WHAT YOU SHOULD DO >>
Comb the records below for the string "frac" and copy each line where it turns up.

Records from a data source
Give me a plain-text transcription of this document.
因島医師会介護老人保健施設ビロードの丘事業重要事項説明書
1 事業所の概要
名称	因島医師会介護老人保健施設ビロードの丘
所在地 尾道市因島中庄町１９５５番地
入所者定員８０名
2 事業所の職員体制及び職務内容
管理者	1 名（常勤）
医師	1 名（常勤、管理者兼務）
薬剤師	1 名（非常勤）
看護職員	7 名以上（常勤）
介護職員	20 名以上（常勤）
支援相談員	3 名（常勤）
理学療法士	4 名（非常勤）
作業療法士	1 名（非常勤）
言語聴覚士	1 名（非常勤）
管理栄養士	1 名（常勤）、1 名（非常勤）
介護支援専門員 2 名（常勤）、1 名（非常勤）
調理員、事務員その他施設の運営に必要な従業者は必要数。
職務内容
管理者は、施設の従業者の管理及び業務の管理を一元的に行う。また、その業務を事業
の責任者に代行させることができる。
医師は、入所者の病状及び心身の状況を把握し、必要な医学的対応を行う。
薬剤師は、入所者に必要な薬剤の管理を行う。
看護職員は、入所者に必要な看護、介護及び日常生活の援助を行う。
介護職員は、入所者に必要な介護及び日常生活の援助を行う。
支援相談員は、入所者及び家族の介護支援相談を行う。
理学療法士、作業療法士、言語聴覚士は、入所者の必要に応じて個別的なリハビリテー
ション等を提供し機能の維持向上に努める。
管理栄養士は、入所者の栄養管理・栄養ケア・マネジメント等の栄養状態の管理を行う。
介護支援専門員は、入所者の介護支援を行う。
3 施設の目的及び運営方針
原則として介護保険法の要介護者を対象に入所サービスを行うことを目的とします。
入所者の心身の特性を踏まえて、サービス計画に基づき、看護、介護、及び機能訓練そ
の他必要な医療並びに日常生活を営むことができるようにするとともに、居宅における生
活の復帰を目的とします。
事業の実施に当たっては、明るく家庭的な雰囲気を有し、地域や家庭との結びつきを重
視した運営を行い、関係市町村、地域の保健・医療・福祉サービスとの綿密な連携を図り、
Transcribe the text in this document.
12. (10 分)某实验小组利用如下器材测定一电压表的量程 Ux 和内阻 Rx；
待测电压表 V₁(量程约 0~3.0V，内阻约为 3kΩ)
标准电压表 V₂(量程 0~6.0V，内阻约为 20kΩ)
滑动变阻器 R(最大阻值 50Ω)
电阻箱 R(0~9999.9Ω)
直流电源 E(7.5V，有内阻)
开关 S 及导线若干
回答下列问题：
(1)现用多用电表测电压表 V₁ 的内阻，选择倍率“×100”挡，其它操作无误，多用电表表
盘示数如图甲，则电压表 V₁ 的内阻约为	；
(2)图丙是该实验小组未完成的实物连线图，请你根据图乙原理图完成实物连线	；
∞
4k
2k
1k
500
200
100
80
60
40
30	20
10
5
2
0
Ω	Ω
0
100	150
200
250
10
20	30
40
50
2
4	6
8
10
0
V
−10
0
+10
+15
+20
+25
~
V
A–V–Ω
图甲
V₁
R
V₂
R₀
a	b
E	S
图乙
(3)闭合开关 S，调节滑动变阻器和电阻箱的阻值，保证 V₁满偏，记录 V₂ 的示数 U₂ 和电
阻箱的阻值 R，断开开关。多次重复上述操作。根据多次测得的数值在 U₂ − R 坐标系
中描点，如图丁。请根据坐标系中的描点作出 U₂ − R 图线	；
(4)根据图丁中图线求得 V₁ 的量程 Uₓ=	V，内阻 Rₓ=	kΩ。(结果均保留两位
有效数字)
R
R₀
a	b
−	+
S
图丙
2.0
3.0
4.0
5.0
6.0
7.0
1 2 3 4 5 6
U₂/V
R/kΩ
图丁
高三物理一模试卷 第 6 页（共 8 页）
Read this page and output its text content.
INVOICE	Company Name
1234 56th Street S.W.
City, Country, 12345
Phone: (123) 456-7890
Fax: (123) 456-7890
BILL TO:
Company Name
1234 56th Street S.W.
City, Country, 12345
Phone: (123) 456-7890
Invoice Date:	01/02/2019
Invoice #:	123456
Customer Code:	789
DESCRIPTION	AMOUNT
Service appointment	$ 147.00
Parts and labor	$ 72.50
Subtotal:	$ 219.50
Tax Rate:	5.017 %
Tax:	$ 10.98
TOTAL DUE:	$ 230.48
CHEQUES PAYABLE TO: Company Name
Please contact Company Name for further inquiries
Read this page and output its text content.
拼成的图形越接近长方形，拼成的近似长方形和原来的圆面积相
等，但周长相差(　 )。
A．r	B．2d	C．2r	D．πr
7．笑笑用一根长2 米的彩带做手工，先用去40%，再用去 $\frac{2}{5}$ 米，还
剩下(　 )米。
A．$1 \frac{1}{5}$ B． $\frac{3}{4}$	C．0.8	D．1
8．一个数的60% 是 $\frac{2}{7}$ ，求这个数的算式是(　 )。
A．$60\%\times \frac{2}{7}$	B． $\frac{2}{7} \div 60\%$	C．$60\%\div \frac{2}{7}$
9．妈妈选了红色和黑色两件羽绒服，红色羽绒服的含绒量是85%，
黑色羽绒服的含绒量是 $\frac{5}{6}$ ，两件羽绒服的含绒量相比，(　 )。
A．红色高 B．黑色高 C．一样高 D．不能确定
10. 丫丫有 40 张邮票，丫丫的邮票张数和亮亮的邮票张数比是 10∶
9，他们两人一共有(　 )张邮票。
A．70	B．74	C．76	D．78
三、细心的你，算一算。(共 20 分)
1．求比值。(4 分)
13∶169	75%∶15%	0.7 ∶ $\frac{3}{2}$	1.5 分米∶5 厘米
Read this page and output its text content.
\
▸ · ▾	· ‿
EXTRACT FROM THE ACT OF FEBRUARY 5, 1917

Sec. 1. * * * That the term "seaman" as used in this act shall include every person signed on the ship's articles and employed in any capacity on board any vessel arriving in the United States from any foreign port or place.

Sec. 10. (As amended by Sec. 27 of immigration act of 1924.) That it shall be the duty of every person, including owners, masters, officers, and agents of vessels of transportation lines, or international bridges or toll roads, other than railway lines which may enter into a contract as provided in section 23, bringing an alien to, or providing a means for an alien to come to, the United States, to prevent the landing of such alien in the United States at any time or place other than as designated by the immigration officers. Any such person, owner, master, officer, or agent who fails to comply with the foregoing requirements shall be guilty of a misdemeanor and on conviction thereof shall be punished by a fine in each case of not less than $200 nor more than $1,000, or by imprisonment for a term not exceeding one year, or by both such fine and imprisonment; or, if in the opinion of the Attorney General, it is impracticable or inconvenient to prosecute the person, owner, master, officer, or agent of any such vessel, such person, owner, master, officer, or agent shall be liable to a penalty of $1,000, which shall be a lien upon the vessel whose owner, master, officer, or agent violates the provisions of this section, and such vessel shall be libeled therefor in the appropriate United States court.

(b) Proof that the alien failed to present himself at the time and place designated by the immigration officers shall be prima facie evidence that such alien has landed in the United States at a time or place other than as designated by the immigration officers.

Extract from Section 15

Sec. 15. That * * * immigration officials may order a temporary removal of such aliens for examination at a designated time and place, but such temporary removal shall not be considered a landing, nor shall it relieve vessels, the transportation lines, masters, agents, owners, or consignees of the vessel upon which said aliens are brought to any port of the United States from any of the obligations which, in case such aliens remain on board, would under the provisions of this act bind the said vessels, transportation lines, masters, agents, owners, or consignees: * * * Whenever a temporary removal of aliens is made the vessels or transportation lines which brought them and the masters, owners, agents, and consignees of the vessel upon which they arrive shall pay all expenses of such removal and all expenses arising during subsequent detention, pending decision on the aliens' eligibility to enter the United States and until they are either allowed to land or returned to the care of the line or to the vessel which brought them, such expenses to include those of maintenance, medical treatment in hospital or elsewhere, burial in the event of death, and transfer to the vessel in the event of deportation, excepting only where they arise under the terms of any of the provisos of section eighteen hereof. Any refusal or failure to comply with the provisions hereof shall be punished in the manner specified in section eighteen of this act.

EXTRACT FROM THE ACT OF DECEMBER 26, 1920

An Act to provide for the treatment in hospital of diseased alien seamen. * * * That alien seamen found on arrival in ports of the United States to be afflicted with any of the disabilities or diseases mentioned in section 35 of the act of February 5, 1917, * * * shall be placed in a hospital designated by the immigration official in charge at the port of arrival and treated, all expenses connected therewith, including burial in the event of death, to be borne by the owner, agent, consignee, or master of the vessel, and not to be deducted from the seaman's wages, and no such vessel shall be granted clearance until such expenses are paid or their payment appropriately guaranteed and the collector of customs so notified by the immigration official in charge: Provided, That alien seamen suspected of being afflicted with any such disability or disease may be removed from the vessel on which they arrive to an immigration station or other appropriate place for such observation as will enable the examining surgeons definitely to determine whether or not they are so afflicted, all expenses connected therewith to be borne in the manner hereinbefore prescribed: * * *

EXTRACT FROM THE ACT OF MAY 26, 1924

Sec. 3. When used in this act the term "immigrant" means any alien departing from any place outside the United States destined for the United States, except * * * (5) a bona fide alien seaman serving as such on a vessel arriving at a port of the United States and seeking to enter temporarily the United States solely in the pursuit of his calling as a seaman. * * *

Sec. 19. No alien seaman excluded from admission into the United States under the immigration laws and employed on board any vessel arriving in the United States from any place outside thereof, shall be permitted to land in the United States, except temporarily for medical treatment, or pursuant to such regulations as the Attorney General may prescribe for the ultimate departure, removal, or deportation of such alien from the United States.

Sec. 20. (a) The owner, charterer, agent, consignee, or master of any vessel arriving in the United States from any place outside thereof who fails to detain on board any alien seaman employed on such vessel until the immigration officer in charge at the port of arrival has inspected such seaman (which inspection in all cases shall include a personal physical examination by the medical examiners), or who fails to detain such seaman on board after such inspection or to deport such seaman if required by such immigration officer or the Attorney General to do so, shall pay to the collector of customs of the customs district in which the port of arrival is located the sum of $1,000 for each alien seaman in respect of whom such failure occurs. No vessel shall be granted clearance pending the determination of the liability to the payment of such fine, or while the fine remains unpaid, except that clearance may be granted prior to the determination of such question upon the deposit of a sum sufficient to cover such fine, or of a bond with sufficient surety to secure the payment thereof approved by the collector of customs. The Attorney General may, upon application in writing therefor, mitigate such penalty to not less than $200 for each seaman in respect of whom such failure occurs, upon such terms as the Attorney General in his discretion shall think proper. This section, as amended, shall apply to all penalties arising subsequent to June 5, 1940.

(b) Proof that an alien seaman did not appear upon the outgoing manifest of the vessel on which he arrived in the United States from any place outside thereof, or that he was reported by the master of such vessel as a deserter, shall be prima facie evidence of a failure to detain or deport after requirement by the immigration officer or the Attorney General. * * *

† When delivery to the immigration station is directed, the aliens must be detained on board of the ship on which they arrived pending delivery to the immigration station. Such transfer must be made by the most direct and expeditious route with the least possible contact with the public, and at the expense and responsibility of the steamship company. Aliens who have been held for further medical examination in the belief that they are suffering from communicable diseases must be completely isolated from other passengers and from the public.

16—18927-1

WRITTEN REPLY >>
7．笑笑用一根长2 米的彩带做手工，先用去40%，再用去 $\frac{2}{5}$ 米，还
A．$1 \frac{1}{5}$ B． $\frac{3}{4}$	C．0.8	D．1
8．一个数的60% 是 $\frac{2}{7}$ ，求这个数的算式是(　 )。
A．$60\%\times \frac{2}{7}$	B． $\frac{2}{7} \div 60\%$	C．$60\%\div \frac{2}{7}$
黑色羽绒服的含绒量是 $\frac{5}{6}$ ，两件羽绒服的含绒量相比，(　 )。
13∶169	75%∶15%	0.7 ∶ $\frac{3}{2}$	1.5 分米∶5 厘米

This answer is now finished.